* [PROBLEM DETAILS]
List all lines of the data containing the word "What".

(DATA TO USE begins)

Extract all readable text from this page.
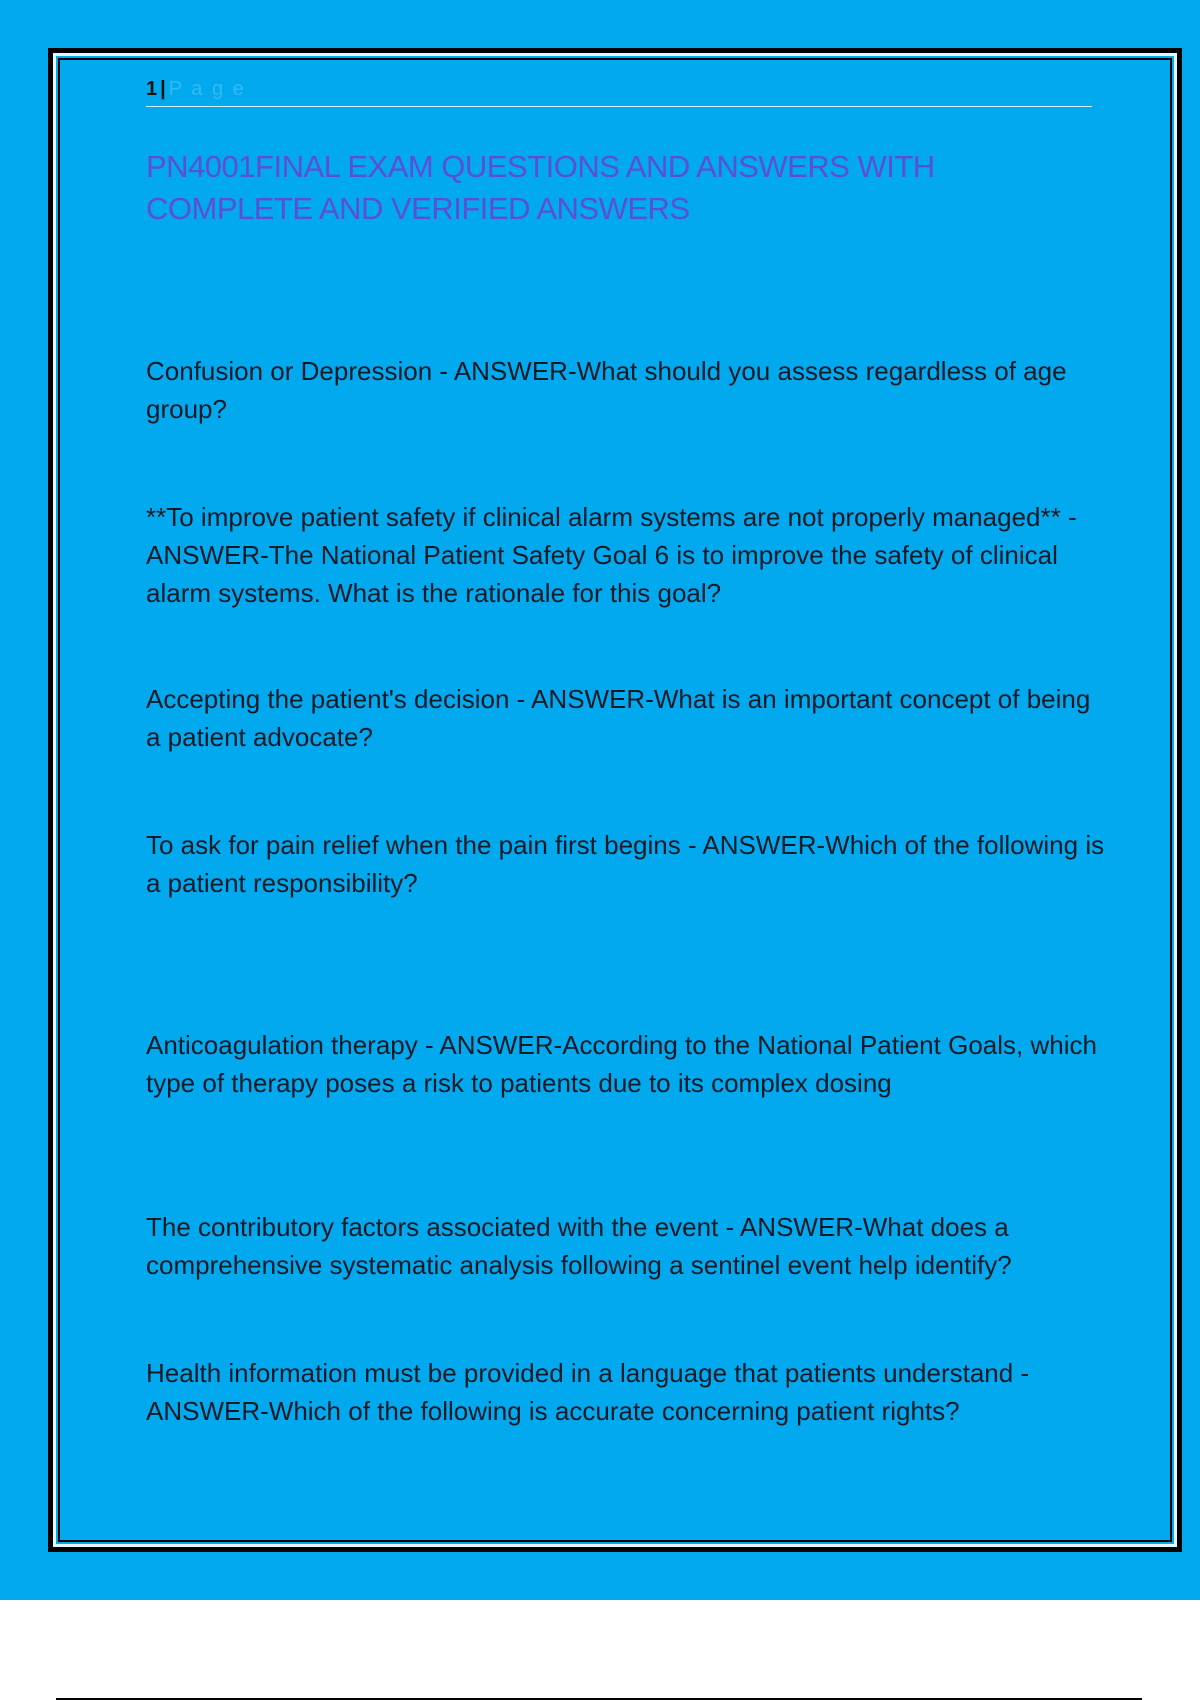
1 | P a g e
PN4001FINAL EXAM QUESTIONS AND ANSWERS WITH COMPLETE AND VERIFIED ANSWERS

Confusion or Depression - ANSWER-What should you assess regardless of age group?

**To improve patient safety if clinical alarm systems are not properly managed** - ANSWER-The National Patient Safety Goal 6 is to improve the safety of clinical alarm systems. What is the rationale for this goal?

Accepting the patient's decision - ANSWER-What is an important concept of being a patient advocate?

To ask for pain relief when the pain first begins - ANSWER-Which of the following is a patient responsibility?

Anticoagulation therapy - ANSWER-According to the National Patient Goals, which type of therapy poses a risk to patients due to its complex dosing

The contributory factors associated with the event - ANSWER-What does a comprehensive systematic analysis following a sentinel event help identify?

Health information must be provided in a language that patients understand - ANSWER-Which of the following is accurate concerning patient rights?
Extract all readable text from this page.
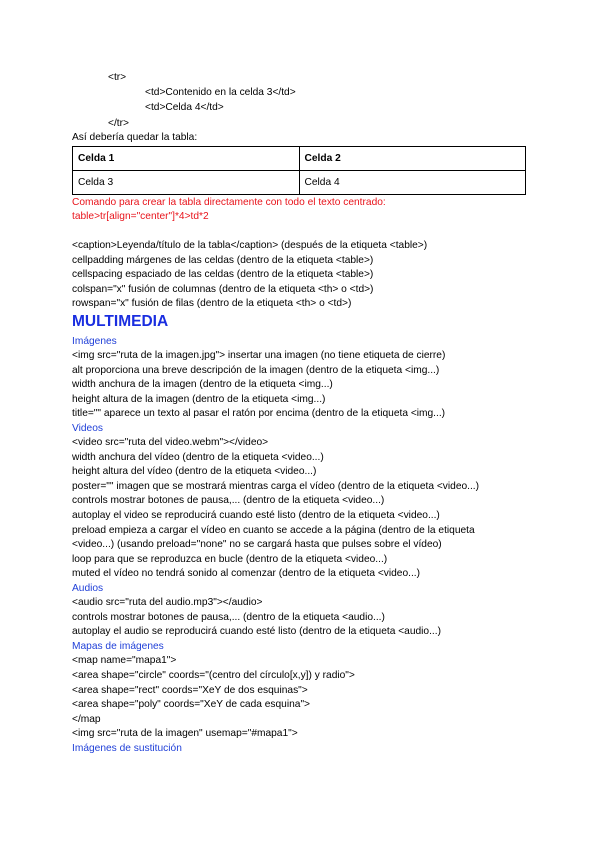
<tr>
<td>Contenido en la celda 3</td>
<td>Celda 4</td>
</tr>
Así debería quedar la tabla:
Celda 1	Celda 2
Celda 3	Celda 4
Comando para crear la tabla directamente con todo el texto centrado:
table>tr[align="center"]*4>td*2
<caption>Leyenda/título de la tabla</caption> (después de la etiqueta <table>)
cellpadding márgenes de las celdas (dentro de la etiqueta <table>)
cellspacing espaciado de las celdas (dentro de la etiqueta <table>)
colspan="x" fusión de columnas (dentro de la etiqueta <th> o <td>)
rowspan="x" fusión de filas (dentro de la etiqueta <th> o <td>)
MULTIMEDIA
Imágenes
<img src="ruta de la imagen.jpg"> insertar una imagen (no tiene etiqueta de cierre)
alt proporciona una breve descripción de la imagen (dentro de la etiqueta <img...)
width anchura de la imagen (dentro de la etiqueta <img...)
height altura de la imagen (dentro de la etiqueta <img...)
title="" aparece un texto al pasar el ratón por encima (dentro de la etiqueta <img...)
Videos
<video src="ruta del video.webm"></video>
width anchura del vídeo (dentro de la etiqueta <video...)
height altura del vídeo (dentro de la etiqueta <video...)
poster="" imagen que se mostrará mientras carga el vídeo (dentro de la etiqueta <video...)
controls mostrar botones de pausa,... (dentro de la etiqueta <video...)
autoplay el video se reproducirá cuando esté listo (dentro de la etiqueta <video...)
preload empieza a cargar el vídeo en cuanto se accede a la página (dentro de la etiqueta
<video...) (usando preload="none" no se cargará hasta que pulses sobre el vídeo)
loop para que se reproduzca en bucle (dentro de la etiqueta <video...)
muted el vídeo no tendrá sonido al comenzar (dentro de la etiqueta <video...)
Audios
<audio src="ruta del audio.mp3"></audio>
controls mostrar botones de pausa,... (dentro de la etiqueta <audio...)
autoplay el audio se reproducirá cuando esté listo (dentro de la etiqueta <audio...)
Mapas de imágenes
<map name="mapa1">
<area shape="circle" coords="(centro del círculo[x,y]) y radio">
<area shape="rect" coords="XeY de dos esquinas">
<area shape="poly" coords="XeY de cada esquina">
</map
<img src="ruta de la imagen" usemap="#mapa1">
Imágenes de sustitución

(DATA TO USE ends)

* [OUTPUT FOR THIS TASK]
Confusion or Depression - ANSWER-What should you assess regardless of age group?
**To improve patient safety if clinical alarm systems are not properly managed** - ANSWER-The National Patient Safety Goal 6 is to improve the safety of clinical alarm systems. What is the rationale for this goal?
Accepting the patient's decision - ANSWER-What is an important concept of being a patient advocate?
The contributory factors associated with the event - ANSWER-What does a comprehensive systematic analysis following a sentinel event help identify?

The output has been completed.